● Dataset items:

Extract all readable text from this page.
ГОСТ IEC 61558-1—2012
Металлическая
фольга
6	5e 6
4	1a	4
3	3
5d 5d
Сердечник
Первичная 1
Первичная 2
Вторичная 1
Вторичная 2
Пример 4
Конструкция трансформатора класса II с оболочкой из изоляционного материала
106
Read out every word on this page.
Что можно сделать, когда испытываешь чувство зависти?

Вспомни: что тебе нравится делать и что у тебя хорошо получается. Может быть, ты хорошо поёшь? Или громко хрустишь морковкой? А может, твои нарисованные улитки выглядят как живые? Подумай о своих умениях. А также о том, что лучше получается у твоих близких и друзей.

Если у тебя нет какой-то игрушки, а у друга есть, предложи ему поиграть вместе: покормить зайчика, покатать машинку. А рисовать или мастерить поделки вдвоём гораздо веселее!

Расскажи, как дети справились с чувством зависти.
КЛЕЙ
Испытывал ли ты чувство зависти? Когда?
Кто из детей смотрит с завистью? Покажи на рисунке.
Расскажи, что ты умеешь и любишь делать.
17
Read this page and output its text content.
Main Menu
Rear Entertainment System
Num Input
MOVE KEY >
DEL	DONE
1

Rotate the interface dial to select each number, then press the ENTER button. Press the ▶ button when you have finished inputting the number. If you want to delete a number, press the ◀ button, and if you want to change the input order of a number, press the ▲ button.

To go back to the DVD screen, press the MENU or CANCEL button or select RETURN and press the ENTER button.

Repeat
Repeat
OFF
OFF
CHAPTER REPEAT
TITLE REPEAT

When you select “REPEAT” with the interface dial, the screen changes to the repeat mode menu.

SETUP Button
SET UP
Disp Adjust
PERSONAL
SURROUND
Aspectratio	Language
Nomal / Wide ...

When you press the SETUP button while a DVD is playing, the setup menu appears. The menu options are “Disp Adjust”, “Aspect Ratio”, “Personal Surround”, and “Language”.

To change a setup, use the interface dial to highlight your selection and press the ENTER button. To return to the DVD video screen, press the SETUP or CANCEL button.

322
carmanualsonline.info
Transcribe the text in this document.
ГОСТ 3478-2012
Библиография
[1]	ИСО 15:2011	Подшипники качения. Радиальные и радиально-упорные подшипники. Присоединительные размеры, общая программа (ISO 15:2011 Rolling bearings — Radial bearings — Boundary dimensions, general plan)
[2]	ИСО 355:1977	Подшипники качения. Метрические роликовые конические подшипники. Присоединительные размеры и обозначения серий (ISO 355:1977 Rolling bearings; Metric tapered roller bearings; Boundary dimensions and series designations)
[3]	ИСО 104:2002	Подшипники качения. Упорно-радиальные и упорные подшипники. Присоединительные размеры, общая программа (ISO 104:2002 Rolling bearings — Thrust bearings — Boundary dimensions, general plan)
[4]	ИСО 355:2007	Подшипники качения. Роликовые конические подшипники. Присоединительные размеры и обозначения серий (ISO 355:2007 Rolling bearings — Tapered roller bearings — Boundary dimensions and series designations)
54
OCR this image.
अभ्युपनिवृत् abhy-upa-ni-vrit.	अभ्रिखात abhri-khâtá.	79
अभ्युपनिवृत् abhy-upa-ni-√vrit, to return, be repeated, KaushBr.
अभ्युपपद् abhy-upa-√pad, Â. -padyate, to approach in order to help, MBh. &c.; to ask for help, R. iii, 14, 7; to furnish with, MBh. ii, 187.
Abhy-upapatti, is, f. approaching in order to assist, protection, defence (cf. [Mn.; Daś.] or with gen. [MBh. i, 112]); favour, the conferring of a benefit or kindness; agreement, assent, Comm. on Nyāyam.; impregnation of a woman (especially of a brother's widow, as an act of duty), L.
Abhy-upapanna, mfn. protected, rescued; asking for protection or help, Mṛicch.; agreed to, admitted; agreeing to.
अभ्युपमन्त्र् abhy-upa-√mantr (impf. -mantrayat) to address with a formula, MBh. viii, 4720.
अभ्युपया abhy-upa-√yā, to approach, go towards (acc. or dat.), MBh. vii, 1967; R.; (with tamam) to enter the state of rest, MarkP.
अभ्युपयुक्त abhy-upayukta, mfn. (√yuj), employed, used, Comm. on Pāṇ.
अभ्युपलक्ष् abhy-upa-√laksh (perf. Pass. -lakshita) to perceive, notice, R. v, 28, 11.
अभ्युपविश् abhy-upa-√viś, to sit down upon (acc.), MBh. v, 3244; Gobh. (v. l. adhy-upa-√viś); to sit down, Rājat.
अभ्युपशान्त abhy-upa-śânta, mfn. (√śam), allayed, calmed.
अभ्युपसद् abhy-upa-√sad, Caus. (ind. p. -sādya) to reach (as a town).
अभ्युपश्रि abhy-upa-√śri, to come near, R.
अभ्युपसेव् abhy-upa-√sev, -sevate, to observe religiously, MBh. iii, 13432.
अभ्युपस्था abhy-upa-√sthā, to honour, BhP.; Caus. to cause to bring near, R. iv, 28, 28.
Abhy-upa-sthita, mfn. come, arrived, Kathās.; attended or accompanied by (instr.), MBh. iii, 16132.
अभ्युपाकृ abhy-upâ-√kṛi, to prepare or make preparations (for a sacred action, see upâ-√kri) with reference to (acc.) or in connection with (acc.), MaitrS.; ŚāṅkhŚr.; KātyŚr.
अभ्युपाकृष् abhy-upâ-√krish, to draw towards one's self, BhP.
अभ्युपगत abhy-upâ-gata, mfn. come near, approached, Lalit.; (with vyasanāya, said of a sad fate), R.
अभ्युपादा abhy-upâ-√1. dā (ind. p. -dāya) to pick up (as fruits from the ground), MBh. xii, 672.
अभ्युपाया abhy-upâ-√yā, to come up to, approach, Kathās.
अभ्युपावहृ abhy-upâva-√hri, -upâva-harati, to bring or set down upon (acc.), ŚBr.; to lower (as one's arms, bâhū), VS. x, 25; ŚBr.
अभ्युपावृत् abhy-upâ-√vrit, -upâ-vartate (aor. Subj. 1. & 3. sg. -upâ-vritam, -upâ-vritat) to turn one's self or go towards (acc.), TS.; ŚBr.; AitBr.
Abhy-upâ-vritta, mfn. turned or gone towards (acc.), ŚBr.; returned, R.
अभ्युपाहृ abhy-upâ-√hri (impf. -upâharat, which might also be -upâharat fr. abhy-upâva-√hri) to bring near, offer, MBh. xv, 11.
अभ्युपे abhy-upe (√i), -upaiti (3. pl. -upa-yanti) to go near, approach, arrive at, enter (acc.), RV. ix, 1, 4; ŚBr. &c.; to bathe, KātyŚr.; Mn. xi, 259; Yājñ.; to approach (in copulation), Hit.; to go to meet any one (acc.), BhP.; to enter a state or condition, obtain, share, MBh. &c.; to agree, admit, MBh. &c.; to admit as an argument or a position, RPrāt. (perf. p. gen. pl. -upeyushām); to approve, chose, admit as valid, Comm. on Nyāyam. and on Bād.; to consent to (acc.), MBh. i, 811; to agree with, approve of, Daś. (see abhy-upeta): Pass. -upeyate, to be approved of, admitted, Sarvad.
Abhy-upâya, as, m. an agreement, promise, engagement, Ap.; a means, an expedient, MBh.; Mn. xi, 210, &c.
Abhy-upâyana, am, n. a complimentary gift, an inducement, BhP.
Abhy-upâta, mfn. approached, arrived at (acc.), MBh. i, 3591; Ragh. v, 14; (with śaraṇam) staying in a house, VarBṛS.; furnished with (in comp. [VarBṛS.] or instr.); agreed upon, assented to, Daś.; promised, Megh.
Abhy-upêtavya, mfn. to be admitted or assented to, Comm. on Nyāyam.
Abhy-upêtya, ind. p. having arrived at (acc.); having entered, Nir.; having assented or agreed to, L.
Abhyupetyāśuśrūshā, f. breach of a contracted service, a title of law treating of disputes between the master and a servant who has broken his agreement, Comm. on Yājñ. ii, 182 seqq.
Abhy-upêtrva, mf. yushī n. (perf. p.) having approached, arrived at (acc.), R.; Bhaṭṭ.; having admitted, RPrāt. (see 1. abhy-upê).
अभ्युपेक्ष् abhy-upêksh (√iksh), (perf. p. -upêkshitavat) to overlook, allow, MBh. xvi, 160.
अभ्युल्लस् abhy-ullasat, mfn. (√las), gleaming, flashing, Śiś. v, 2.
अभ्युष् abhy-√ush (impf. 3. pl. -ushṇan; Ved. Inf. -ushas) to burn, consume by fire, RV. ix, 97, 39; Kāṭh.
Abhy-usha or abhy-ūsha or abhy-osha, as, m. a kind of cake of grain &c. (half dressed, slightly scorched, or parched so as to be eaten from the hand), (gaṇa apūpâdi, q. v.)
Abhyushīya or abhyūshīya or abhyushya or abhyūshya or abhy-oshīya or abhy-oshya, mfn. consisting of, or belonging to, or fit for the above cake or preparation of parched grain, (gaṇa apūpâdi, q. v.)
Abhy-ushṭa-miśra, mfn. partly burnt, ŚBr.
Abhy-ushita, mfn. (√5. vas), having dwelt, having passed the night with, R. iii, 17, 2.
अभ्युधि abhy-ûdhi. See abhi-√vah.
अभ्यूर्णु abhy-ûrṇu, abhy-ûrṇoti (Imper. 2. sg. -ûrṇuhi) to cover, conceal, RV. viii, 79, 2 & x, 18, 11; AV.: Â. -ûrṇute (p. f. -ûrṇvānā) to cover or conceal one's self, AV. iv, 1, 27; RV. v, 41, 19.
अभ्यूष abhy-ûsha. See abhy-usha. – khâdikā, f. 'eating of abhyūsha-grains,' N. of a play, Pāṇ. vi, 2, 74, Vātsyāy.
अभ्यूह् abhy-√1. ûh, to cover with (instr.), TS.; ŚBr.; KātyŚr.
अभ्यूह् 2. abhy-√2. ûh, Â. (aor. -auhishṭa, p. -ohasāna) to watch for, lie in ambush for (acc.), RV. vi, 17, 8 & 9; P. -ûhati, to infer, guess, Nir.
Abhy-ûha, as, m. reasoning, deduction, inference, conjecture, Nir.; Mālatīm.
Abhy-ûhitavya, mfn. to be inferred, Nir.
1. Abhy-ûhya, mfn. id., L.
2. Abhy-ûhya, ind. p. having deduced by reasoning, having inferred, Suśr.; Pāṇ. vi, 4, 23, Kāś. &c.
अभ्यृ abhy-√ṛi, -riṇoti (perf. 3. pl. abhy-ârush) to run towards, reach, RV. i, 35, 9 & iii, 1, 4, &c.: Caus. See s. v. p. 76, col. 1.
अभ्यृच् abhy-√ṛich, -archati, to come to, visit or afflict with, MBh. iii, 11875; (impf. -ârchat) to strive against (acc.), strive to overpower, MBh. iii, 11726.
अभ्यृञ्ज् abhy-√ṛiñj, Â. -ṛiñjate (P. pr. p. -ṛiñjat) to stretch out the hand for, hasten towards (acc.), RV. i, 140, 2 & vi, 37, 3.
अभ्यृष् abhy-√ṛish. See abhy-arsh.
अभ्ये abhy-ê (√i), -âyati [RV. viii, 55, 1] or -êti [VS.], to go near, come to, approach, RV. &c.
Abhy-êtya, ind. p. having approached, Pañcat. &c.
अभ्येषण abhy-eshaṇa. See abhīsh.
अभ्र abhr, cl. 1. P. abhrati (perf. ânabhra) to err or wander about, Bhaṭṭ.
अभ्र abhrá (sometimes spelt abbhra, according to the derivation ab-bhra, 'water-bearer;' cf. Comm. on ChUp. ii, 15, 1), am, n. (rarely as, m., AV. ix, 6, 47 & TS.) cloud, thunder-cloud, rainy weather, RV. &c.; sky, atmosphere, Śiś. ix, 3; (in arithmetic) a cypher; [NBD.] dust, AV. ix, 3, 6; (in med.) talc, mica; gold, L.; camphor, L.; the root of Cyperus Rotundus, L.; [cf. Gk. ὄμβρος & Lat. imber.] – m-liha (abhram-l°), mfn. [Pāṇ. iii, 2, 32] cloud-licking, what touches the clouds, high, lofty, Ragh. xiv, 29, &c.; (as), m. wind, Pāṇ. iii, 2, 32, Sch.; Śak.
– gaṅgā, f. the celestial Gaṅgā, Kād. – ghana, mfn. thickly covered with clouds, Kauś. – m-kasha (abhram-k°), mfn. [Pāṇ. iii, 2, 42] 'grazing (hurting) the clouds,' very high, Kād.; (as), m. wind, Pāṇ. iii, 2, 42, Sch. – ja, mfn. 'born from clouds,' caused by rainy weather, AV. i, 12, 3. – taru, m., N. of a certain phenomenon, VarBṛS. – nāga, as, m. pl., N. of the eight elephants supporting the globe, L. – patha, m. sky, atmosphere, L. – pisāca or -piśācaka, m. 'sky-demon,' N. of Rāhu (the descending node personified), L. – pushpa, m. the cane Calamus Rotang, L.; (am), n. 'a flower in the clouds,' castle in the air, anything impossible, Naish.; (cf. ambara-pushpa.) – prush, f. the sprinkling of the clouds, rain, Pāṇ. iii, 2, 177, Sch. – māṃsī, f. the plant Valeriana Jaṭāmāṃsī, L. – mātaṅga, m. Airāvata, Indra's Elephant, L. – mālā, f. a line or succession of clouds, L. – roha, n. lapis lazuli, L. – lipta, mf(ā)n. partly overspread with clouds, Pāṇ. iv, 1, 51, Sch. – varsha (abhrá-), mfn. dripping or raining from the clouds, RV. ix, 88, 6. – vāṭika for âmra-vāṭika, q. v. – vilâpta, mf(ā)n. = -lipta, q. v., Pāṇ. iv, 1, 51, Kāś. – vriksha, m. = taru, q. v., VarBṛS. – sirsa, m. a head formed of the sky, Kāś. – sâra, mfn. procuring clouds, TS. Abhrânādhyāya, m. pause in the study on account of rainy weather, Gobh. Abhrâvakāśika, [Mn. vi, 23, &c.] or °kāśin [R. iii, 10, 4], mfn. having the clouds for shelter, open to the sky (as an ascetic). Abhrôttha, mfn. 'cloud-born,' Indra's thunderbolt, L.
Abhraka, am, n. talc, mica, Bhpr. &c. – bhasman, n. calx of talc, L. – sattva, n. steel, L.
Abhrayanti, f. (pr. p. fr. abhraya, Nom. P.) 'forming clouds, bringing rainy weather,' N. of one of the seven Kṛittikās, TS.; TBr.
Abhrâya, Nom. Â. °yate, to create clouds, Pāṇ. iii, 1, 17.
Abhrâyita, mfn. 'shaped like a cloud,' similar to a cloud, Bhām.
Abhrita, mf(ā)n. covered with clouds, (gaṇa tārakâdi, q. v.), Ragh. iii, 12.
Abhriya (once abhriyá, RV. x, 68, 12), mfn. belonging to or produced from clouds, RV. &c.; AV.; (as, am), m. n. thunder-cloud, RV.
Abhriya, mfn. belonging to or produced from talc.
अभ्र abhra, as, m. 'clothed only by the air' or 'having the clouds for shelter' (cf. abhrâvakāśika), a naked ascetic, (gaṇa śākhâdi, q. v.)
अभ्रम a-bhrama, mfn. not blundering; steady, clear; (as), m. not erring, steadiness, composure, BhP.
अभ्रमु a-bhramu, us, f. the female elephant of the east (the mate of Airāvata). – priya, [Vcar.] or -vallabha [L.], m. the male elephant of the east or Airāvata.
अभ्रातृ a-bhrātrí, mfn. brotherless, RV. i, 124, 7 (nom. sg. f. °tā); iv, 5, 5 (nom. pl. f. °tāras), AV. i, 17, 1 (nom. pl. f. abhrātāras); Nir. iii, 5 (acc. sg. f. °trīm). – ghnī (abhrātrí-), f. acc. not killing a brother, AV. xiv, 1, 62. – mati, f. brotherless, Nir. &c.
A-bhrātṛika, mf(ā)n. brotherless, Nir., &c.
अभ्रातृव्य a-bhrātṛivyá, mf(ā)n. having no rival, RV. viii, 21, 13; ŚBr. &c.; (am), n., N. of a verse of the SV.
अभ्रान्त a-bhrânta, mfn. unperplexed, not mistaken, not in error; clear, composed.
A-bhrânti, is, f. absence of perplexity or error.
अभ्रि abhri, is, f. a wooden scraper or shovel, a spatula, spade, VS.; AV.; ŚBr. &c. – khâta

● Task goal: From the entries above, extract every line where the word "series" appears.

● Answer:
[2]	ИСО 355:1977	Подшипники качения. Метрические роликовые конические подшипники. Присоединительные размеры и обозначения серий (ISO 355:1977 Rolling bearings; Metric tapered roller bearings; Boundary dimensions and series designations)
[4]	ИСО 355:2007	Подшипники качения. Роликовые конические подшипники. Присоединительные размеры и обозначения серий (ISO 355:2007 Rolling bearings — Tapered roller bearings — Boundary dimensions and series designations)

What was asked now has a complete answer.